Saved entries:
** BEGIN **

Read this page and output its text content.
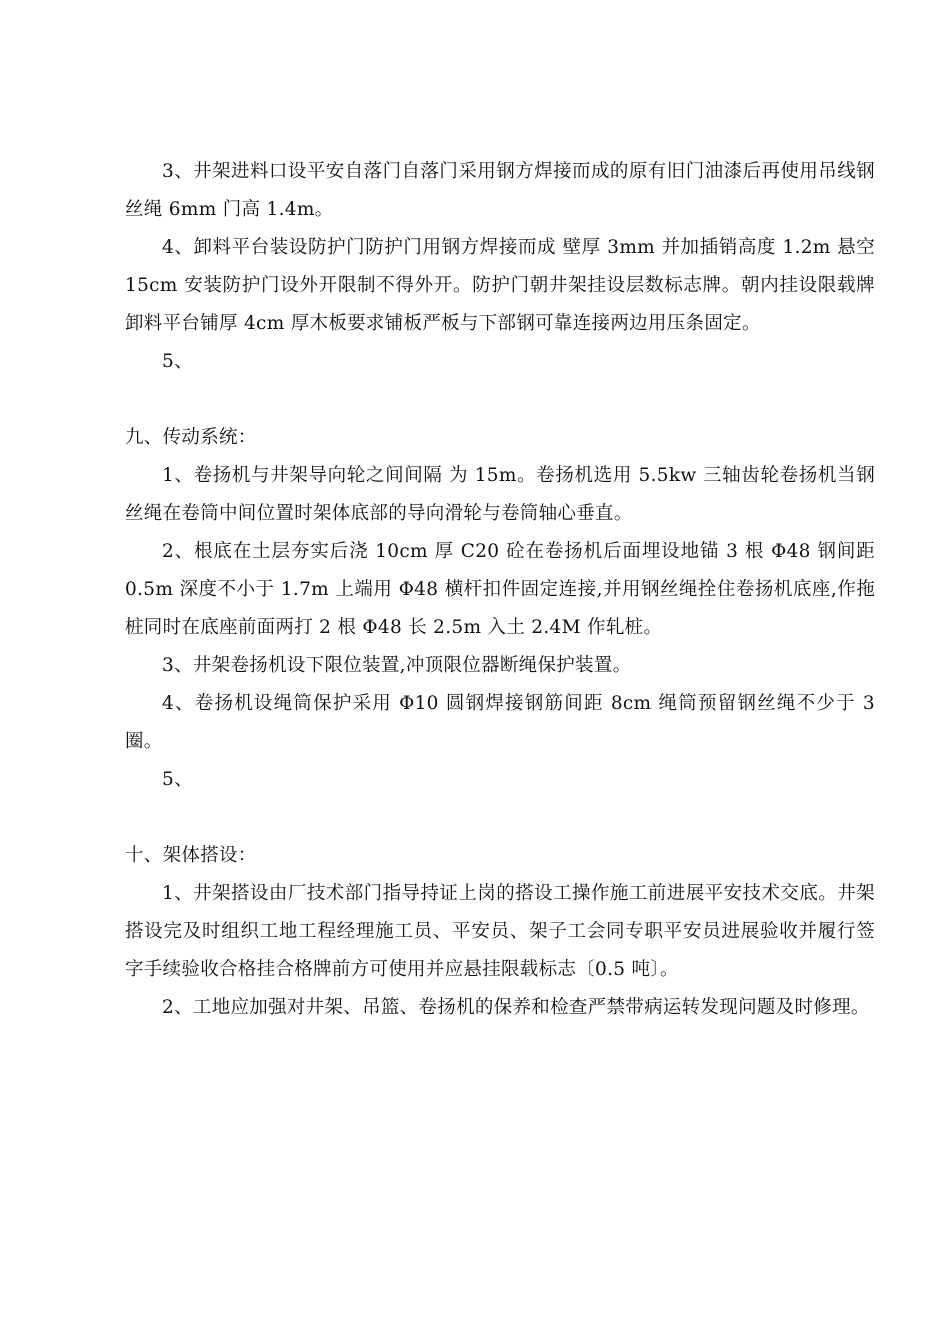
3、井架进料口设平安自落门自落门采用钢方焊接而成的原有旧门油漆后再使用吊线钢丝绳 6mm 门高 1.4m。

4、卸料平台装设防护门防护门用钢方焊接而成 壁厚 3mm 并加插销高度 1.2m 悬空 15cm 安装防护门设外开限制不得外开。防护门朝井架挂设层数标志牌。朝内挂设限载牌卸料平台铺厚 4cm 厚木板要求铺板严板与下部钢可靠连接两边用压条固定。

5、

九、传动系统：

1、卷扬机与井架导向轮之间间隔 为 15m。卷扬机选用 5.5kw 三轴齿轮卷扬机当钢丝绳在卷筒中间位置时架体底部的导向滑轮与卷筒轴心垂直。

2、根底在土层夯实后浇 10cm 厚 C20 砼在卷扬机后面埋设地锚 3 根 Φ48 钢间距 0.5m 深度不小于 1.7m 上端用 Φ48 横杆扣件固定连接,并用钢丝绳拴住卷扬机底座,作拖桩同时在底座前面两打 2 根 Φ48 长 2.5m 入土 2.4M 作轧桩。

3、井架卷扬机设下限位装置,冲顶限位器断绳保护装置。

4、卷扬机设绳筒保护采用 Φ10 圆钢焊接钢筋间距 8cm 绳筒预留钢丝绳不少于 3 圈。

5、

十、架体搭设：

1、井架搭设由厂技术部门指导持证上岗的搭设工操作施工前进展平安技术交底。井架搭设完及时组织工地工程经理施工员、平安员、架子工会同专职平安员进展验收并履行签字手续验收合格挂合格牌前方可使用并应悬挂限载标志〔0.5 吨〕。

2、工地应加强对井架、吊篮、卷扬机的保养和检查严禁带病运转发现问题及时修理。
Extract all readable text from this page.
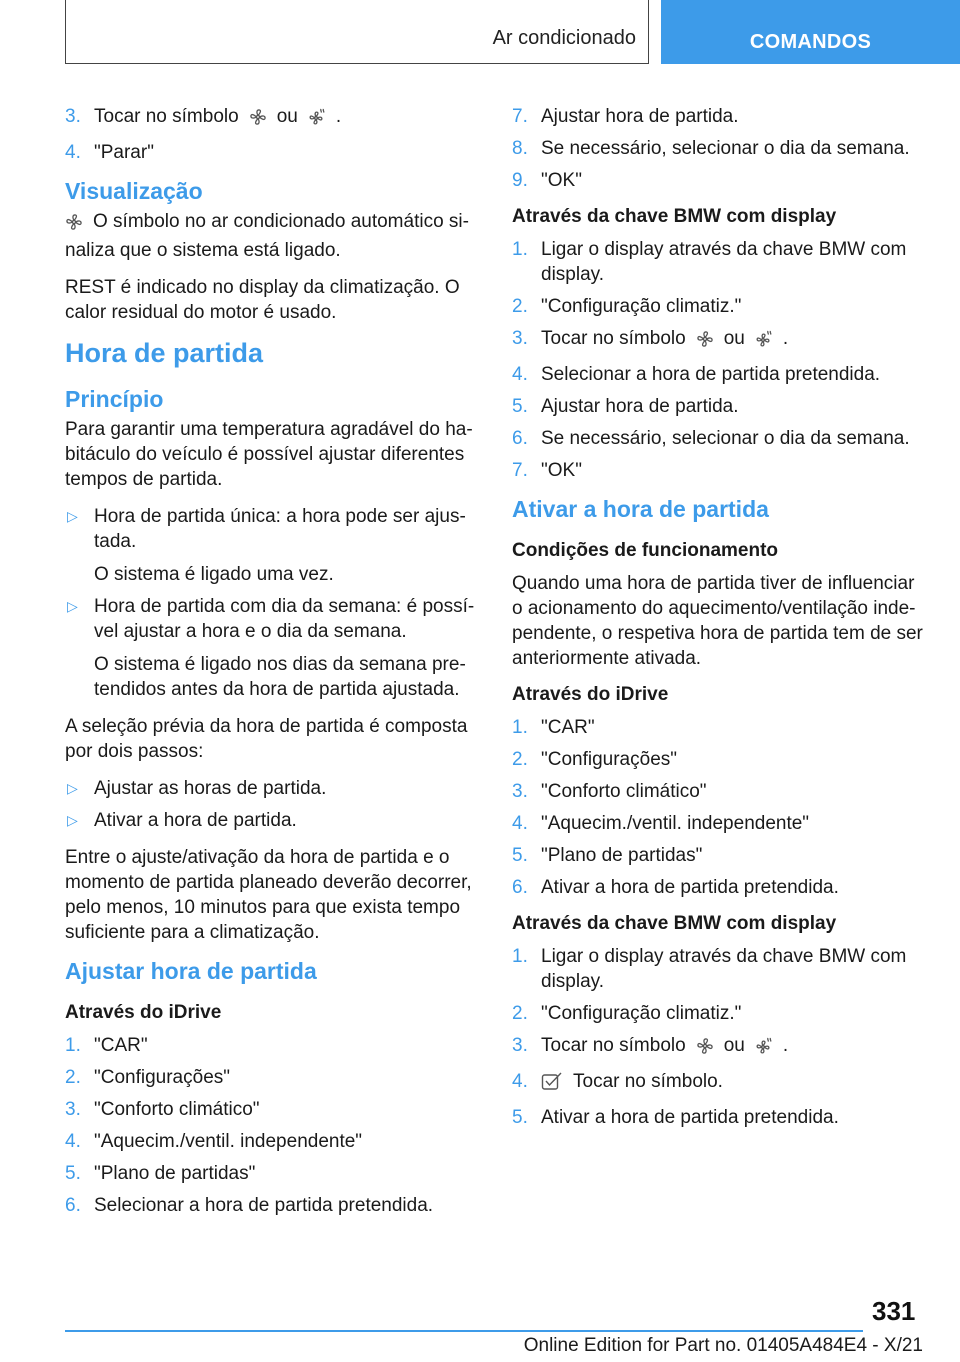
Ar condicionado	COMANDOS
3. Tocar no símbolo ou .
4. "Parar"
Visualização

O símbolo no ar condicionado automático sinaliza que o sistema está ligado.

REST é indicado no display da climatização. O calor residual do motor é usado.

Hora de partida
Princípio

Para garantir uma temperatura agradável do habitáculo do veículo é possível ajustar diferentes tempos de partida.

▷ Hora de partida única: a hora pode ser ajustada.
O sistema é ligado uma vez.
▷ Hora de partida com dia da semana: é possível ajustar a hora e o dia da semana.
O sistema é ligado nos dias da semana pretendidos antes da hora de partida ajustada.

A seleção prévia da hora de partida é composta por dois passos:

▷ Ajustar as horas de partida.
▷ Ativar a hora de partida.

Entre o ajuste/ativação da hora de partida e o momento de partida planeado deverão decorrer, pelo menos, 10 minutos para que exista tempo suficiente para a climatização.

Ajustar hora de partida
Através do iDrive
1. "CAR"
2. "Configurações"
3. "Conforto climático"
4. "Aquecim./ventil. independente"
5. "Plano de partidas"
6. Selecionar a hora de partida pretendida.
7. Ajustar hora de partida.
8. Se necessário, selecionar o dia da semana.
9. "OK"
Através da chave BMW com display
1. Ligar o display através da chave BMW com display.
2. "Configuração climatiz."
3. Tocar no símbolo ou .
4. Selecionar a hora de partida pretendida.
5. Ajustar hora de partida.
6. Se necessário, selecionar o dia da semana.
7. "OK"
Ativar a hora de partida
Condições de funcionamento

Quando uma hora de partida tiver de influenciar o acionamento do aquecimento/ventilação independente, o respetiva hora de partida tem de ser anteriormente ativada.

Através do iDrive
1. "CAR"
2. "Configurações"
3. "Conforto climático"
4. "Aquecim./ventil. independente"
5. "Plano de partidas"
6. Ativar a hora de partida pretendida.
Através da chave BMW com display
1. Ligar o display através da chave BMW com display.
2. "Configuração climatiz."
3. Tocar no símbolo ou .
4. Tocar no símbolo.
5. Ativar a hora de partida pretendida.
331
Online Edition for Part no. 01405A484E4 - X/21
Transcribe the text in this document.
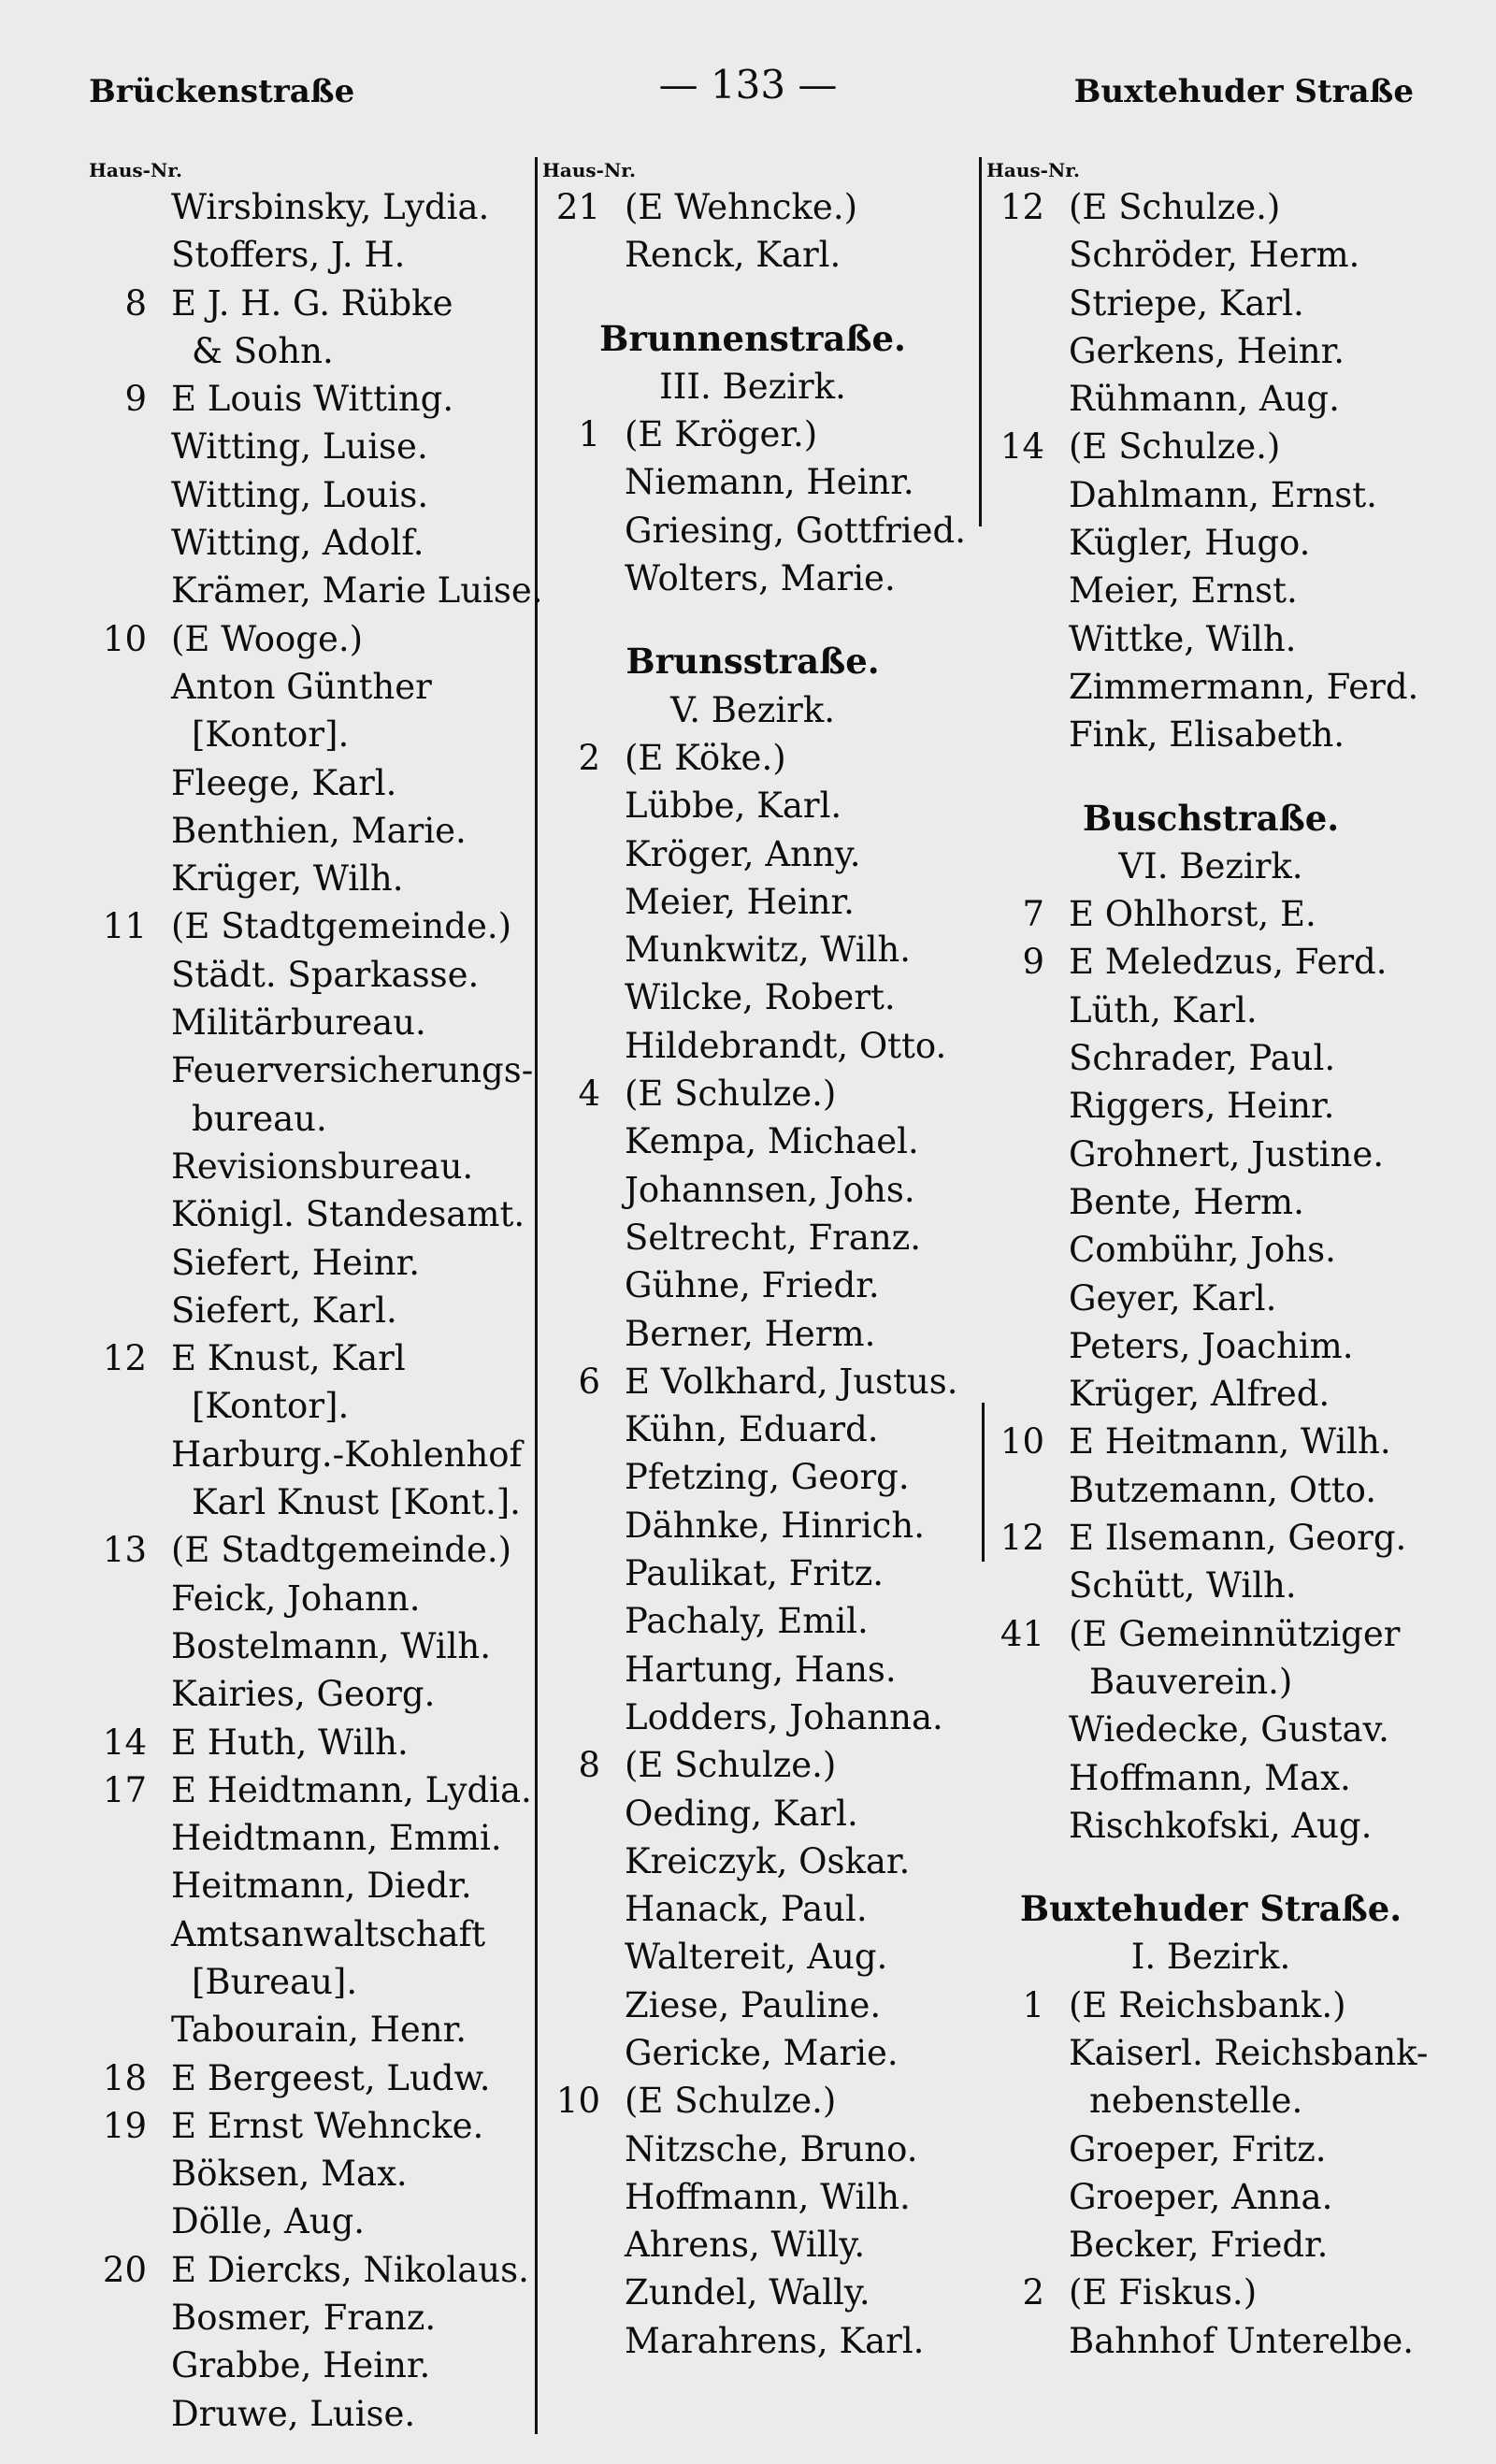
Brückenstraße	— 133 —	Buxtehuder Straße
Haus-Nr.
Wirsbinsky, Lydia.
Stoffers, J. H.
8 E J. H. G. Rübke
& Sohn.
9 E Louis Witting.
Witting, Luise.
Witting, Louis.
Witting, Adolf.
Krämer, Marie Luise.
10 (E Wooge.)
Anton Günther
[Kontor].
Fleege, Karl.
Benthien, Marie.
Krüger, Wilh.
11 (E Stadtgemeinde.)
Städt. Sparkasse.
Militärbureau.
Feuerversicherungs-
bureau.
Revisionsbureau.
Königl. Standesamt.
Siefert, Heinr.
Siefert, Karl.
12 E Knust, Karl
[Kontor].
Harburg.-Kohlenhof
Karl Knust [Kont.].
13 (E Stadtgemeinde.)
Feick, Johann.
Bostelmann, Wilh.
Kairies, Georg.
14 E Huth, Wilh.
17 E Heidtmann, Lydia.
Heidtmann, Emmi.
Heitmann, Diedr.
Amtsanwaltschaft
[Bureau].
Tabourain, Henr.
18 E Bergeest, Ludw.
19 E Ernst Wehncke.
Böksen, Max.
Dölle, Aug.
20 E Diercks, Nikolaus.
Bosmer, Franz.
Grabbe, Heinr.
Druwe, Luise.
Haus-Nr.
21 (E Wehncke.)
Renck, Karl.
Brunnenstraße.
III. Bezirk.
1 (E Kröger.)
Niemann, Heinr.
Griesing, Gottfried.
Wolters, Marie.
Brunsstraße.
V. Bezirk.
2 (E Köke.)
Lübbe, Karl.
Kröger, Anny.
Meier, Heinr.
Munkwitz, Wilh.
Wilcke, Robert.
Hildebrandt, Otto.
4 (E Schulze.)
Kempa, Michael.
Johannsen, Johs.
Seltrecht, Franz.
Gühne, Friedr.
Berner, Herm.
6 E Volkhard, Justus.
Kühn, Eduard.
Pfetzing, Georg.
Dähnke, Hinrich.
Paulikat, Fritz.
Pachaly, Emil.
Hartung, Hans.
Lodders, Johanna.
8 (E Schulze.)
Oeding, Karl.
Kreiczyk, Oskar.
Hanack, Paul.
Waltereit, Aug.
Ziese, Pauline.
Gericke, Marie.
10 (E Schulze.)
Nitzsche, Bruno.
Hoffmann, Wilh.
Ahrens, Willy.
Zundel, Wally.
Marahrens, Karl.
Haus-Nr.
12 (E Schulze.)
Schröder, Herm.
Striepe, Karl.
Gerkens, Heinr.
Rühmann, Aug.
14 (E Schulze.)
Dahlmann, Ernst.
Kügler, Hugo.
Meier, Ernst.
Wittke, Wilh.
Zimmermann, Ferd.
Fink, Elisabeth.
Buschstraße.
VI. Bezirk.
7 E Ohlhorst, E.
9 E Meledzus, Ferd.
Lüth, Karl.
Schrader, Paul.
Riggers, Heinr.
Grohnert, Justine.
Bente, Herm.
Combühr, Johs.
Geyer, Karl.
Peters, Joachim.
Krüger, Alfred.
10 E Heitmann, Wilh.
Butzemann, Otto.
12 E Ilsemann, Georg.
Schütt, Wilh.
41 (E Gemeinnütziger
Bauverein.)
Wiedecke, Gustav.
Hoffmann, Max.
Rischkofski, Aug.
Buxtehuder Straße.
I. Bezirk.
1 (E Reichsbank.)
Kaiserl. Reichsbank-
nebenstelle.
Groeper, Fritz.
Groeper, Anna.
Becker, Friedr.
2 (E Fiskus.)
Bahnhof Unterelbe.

** END **

Your task: Go through the records. Copy each line where "Ernst" appears.

Solution below:
19 E Ernst Wehncke.
Dahlmann, Ernst.
Meier, Ernst.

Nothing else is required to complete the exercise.